## Text block

Launched by Bluesoft last year, the AeroScout wireless LAN location system uses Wi-Fi technology to communicate between AeroScout’s Wi-Fi tags and location receivers. Combined with the company’s software, the AeroScout real-time location system (RTLS) can track equipment fitted with Bluesoft’s tags. The system can also track standard Wi-Fi-enabled clients (802.11b/g), including devices such as laptops, PDAs, barcode scanners and RFID readers and even forklift trucks—many of which ship with onboard PCs.

According to Bluesoft, another advantage of Wi-Fi is that the technology is already in the mainstream, and therefore components for the AeroScout system are low-priced commodity items. However, the company understands that RFID tags—especially when item-level tagging becomes popular—will always be cheaper than Wi-Fi tags.

“This is absolutely complementary to RFID,” says Andris Berzins, vice president of business development at Bluesoft, which is based in San Mateo, Calif. “We are not competing against 50-cent tags. Our tags would be placed on expensive assets such as trailers or containers or aerospace tools so that they can be automatically located.”

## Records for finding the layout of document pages
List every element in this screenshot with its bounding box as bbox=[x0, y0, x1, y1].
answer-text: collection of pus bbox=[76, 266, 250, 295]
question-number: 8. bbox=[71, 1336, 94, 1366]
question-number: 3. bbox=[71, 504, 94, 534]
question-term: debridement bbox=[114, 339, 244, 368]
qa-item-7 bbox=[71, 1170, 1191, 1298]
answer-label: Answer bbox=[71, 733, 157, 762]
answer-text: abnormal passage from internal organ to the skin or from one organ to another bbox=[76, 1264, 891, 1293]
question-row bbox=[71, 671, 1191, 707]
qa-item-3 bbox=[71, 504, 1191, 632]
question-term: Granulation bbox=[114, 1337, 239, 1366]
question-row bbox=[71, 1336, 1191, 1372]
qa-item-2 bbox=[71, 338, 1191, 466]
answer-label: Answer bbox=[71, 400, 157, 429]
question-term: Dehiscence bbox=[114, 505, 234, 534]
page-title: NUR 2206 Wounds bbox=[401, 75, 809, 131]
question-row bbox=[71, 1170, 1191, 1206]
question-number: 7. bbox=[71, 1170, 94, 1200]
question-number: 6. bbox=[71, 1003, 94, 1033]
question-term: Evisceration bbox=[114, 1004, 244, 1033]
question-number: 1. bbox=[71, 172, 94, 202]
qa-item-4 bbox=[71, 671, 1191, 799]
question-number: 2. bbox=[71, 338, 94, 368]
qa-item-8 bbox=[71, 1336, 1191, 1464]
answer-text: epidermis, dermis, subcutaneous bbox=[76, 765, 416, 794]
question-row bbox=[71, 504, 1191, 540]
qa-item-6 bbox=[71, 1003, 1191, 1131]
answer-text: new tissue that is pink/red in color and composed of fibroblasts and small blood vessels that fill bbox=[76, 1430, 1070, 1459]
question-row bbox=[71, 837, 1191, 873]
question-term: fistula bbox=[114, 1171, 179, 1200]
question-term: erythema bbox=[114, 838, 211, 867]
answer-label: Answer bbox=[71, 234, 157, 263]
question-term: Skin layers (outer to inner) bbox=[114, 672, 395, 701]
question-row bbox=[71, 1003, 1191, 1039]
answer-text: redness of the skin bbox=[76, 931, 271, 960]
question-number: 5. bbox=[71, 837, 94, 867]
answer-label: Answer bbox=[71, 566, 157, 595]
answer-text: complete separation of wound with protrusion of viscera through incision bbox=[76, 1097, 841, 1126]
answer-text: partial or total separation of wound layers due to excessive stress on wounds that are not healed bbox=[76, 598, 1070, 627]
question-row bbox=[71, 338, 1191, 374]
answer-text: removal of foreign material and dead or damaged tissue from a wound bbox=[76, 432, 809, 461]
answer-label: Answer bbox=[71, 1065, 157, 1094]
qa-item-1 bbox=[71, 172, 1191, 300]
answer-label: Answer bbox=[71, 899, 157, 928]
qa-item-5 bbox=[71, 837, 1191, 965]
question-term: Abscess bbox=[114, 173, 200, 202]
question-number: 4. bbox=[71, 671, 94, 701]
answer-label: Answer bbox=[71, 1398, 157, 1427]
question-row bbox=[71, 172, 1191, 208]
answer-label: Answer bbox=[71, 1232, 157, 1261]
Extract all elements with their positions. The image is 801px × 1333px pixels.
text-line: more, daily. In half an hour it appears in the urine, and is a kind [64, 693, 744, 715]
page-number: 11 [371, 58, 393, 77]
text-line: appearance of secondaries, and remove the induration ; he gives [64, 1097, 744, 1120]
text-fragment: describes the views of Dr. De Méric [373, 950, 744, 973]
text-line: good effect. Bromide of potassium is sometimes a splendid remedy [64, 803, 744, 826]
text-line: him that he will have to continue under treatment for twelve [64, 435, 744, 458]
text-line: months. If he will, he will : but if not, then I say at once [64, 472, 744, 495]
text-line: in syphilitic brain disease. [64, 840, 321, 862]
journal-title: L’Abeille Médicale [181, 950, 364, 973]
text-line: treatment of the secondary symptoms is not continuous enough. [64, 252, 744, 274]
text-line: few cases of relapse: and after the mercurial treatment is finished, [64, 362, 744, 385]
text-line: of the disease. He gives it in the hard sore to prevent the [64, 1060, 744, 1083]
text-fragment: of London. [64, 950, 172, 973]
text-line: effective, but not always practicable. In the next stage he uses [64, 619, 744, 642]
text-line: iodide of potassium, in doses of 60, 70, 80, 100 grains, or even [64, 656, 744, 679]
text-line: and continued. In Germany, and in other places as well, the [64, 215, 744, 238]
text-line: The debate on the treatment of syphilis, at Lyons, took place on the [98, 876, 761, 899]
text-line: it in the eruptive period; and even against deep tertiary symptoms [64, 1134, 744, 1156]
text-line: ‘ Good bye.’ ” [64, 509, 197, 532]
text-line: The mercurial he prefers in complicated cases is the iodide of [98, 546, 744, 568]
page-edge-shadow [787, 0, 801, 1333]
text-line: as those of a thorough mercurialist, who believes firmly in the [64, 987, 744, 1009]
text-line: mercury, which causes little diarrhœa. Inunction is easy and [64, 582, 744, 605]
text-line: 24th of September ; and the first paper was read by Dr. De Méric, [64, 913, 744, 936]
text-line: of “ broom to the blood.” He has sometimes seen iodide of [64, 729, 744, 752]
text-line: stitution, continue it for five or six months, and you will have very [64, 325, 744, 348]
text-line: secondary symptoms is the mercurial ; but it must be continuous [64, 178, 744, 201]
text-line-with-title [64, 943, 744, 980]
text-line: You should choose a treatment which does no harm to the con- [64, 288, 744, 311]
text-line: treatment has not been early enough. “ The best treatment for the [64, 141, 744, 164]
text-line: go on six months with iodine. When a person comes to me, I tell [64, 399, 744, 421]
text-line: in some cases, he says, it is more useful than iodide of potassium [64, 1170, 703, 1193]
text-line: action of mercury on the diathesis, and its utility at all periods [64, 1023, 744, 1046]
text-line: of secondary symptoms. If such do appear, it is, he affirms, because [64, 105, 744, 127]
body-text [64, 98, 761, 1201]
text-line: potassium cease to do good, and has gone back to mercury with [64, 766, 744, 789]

## Problems to work on
**a)** According to the text on the AeroScout location system, where is Bluesoft based?
**b)** Carry on the text on the AeroScout location system, starting after its last sentence.

## Task responses
**a)** San Mateo, Calif.

**b)**
Bluesoft’s active tag is priced at $65 and includes a battery that can power the tag for up to five years. The two-inch-square tag, says the company, will soon be joined by a far smaller version within the next few months.

The increasingly mainstream nature of Wi-Fi means that many companies are already deploying Wi-Fi technology for their mobile data networks. That brings a level of customer comfort with Wi-Fi, but the key advantage of the technology over RFID, says Berzins, is the additional range that Wi-Fi can give its tags. The company says its current two-inch square tags Wi-Fi can communicate with receivers up to 600 feet.

Bluesoft maintains that unlike RFID deployments, the AeroScout system gives the location of a tagged item or Wi-Fi-enabled device anytime the item or device is within the operational area of the deployed Wi-Fi network and not just when it passes by an RFID portal.

For example, in one retailer pilot, AeroScout technology is being used in a supermarket to track the location and flow of shopping carts fitted with Bluesoft’s tags. The main goal is to help improve store design. But by knowing the position and number of carts approaching the checkouts, the system can also calculate the number of cashiers required at anytime and be sure there are enough checkout stations open to handle the demand.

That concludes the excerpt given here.